Work required: Find every line containing the word "triangle" and report the count, nothing more.

Record excerpts:
☆ ☆ ☆ ☆ ☆

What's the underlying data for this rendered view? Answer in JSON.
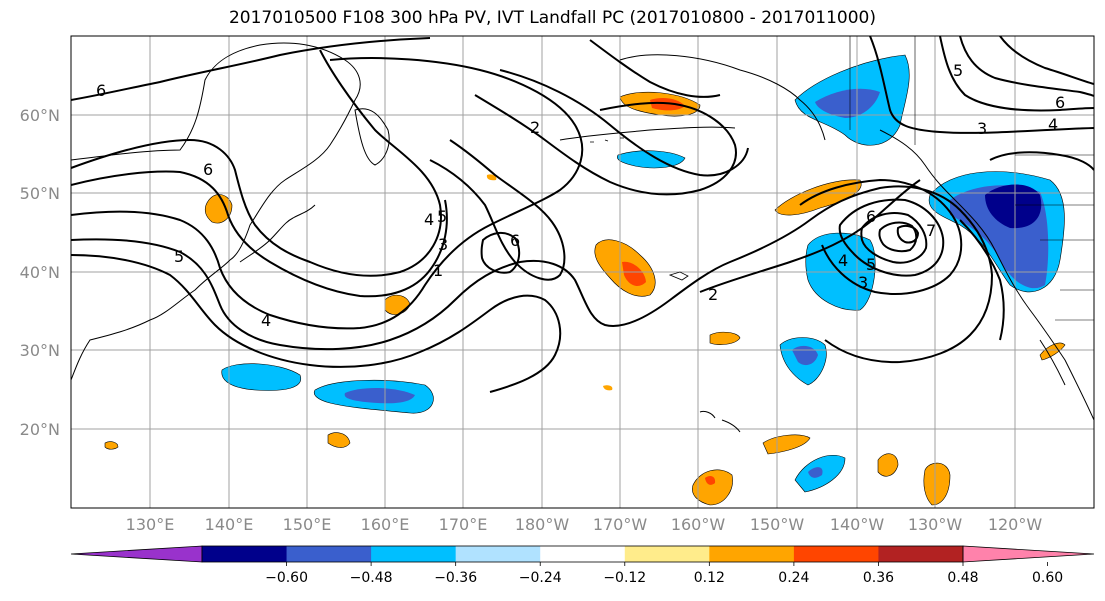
{
  "title": "2017010500 F108 300 hPa PV, IVT Landfall PC (2017010800 - 2017011000)",
  "lat_labels": [
    "60°N",
    "50°N",
    "40°N",
    "30°N",
    "20°N"
  ],
  "lon_labels": [
    "130°E",
    "140°E",
    "150°E",
    "160°E",
    "170°E",
    "180°W",
    "170°W",
    "160°W",
    "150°W",
    "140°W",
    "130°W",
    "120°W"
  ],
  "colorbar": {
    "ticks": [
      "−0.60",
      "−0.48",
      "−0.36",
      "−0.24",
      "−0.12",
      "0.12",
      "0.24",
      "0.36",
      "0.48",
      "0.60"
    ],
    "colors": [
      "#9932cc",
      "#00008b",
      "#3a5fcd",
      "#00bfff",
      "#b0e2ff",
      "#ffffff",
      "#ffec8b",
      "#ffa500",
      "#ff4500",
      "#b22222",
      "#ff82ab"
    ]
  },
  "contour_labels": [
    "6",
    "6",
    "5",
    "4",
    "4",
    "5",
    "3",
    "1",
    "2",
    "6",
    "2",
    "6",
    "4",
    "5",
    "3",
    "7",
    "5",
    "3",
    "4",
    "6"
  ]
}
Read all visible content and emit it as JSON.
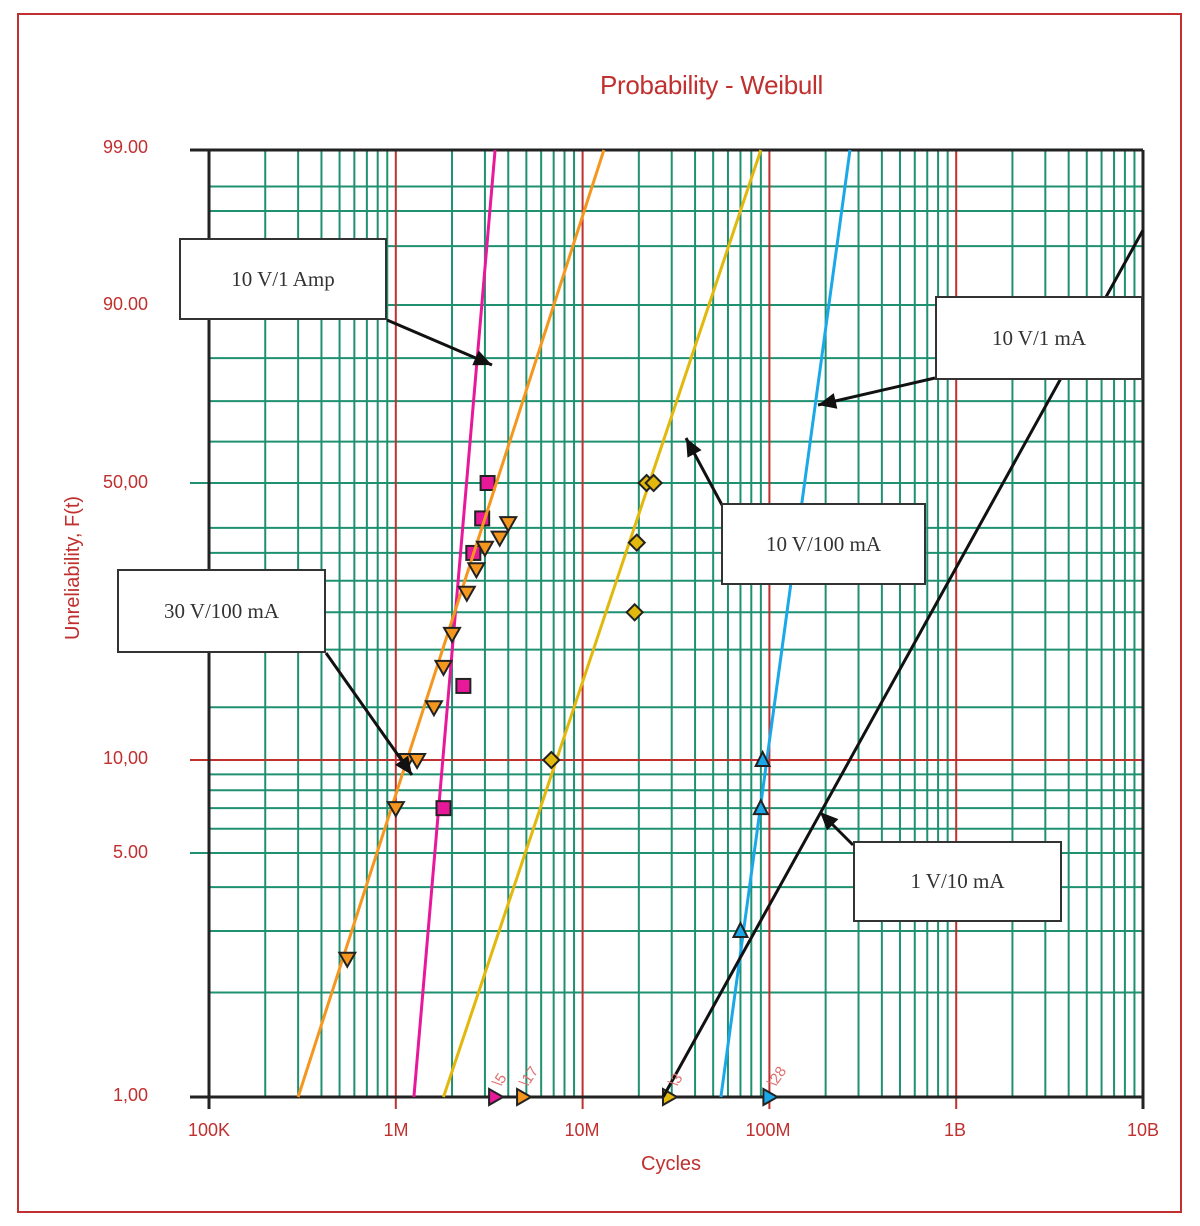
{
  "chart": {
    "title": "Probability - Weibull",
    "xlabel": "Cycles",
    "ylabel": "Unreliability, F(t)",
    "y_ticks": [
      "99.00",
      "90.00",
      "50,00",
      "10,00",
      "5.00",
      "1,00"
    ],
    "x_ticks": [
      "100K",
      "1M",
      "10M",
      "100M",
      "1B",
      "10B"
    ],
    "callouts": [
      "10 V/1 Amp",
      "10 V/1 mA",
      "10 V/100 mA",
      "30 V/100 mA",
      "1 V/10 mA"
    ],
    "suspension_labels": [
      "\\5",
      "\\17",
      "\\3",
      "\\28"
    ]
  },
  "colors": {
    "frame": "#c0302f",
    "grid_minor": "#1f9070",
    "grid_major": "#c0302f",
    "series_10V_1Amp": "#e8189a",
    "series_30V_100mA": "#f5961e",
    "series_10V_100mA": "#e2b80c",
    "series_10V_1mA": "#1aa8e8",
    "series_1V_10mA": "#111111"
  },
  "chart_data": {
    "type": "scatter",
    "title": "Probability - Weibull",
    "xlabel": "Cycles",
    "ylabel": "Unreliability, F(t)",
    "x_scale": "log",
    "y_scale": "weibull",
    "xlim": [
      100000,
      10000000000
    ],
    "ylim": [
      1,
      99
    ],
    "grid": true,
    "x_tick_labels": [
      "100K",
      "1M",
      "10M",
      "100M",
      "1B",
      "10B"
    ],
    "y_tick_labels": [
      "99.00",
      "90.00",
      "50,00",
      "10,00",
      "5.00",
      "1,00"
    ],
    "series": [
      {
        "name": "10 V/1 Amp",
        "marker": "square",
        "color": "#e8189a",
        "points": [
          [
            1800000,
            7
          ],
          [
            2300000,
            16
          ],
          [
            2600000,
            35
          ],
          [
            2900000,
            42
          ],
          [
            3100000,
            50
          ]
        ],
        "fit_line": [
          [
            1250000,
            1
          ],
          [
            3400000,
            99
          ]
        ],
        "suspensions": {
          "x": 3400000,
          "count": 5
        }
      },
      {
        "name": "30 V/100 mA",
        "marker": "triangle-down",
        "color": "#f5961e",
        "points": [
          [
            550000,
            2.5
          ],
          [
            1000000,
            7
          ],
          [
            1150000,
            10
          ],
          [
            1300000,
            10
          ],
          [
            1600000,
            14
          ],
          [
            1800000,
            18
          ],
          [
            2000000,
            22
          ],
          [
            2400000,
            28
          ],
          [
            2700000,
            32
          ],
          [
            3000000,
            36
          ],
          [
            3600000,
            38
          ],
          [
            4000000,
            41
          ]
        ],
        "fit_line": [
          [
            300000,
            1
          ],
          [
            13000000,
            99
          ]
        ],
        "suspensions": {
          "x": 4800000,
          "count": 17
        }
      },
      {
        "name": "10 V/100 mA",
        "marker": "diamond",
        "color": "#e2b80c",
        "points": [
          [
            6800000,
            10
          ],
          [
            19000000,
            25
          ],
          [
            19500000,
            37
          ],
          [
            22000000,
            50
          ],
          [
            24000000,
            50
          ]
        ],
        "fit_line": [
          [
            1800000,
            1
          ],
          [
            90000000,
            99
          ]
        ],
        "suspensions": {
          "x": 29000000,
          "count": 3
        }
      },
      {
        "name": "10 V/1 mA",
        "marker": "triangle-up",
        "color": "#1aa8e8",
        "points": [
          [
            70000000,
            3
          ],
          [
            90000000,
            7
          ],
          [
            92000000,
            10
          ]
        ],
        "fit_line": [
          [
            55000000,
            1
          ],
          [
            270000000,
            99
          ]
        ],
        "suspensions": {
          "x": 100000000,
          "count": 28
        }
      },
      {
        "name": "1 V/10 mA",
        "marker": "none",
        "color": "#111111",
        "points": [],
        "fit_line": [
          [
            27000000,
            1
          ],
          [
            10000000000,
            96
          ]
        ]
      }
    ]
  }
}
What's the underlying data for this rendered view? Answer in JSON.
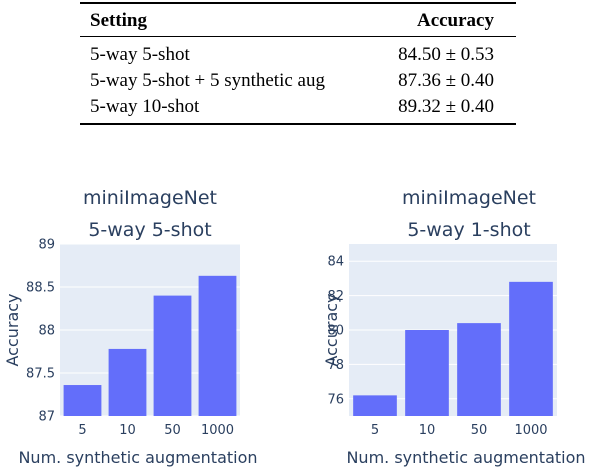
{
  "table": {
    "headers": [
      "Setting",
      "Accuracy"
    ],
    "rows": [
      [
        "5-way 5-shot",
        "84.50 ± 0.53"
      ],
      [
        "5-way 5-shot + 5 synthetic aug",
        "87.36 ± 0.40"
      ],
      [
        "5-way 10-shot",
        "89.32 ± 0.40"
      ]
    ]
  },
  "colors": {
    "bar": "#636efa",
    "plot_bg": "#e5ecf6",
    "grid": "#ffffff",
    "text": "#2a3f5f"
  },
  "chart_data": [
    {
      "type": "bar",
      "title_lines": [
        "miniImageNet",
        "5-way 5-shot"
      ],
      "categories": [
        "5",
        "10",
        "50",
        "1000"
      ],
      "values": [
        87.36,
        87.78,
        88.4,
        88.63
      ],
      "xlabel": "Num. synthetic augmentation",
      "ylabel": "Accuracy",
      "ylim": [
        87,
        89
      ],
      "yticks": [
        87,
        87.5,
        88,
        88.5,
        89
      ],
      "ytick_labels": [
        "87",
        "87.5",
        "88",
        "88.5",
        "89"
      ],
      "grid": true
    },
    {
      "type": "bar",
      "title_lines": [
        "miniImageNet",
        "5-way 1-shot"
      ],
      "categories": [
        "5",
        "10",
        "50",
        "1000"
      ],
      "values": [
        76.2,
        80.0,
        80.4,
        82.8
      ],
      "xlabel": "Num. synthetic augmentation",
      "ylabel": "Accuracy",
      "ylim": [
        75,
        85
      ],
      "yticks": [
        76,
        78,
        80,
        82,
        84
      ],
      "ytick_labels": [
        "76",
        "78",
        "80",
        "82",
        "84"
      ],
      "grid": true
    }
  ]
}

☆ ☆ ☆ ☆ ☆

Problem solution: 2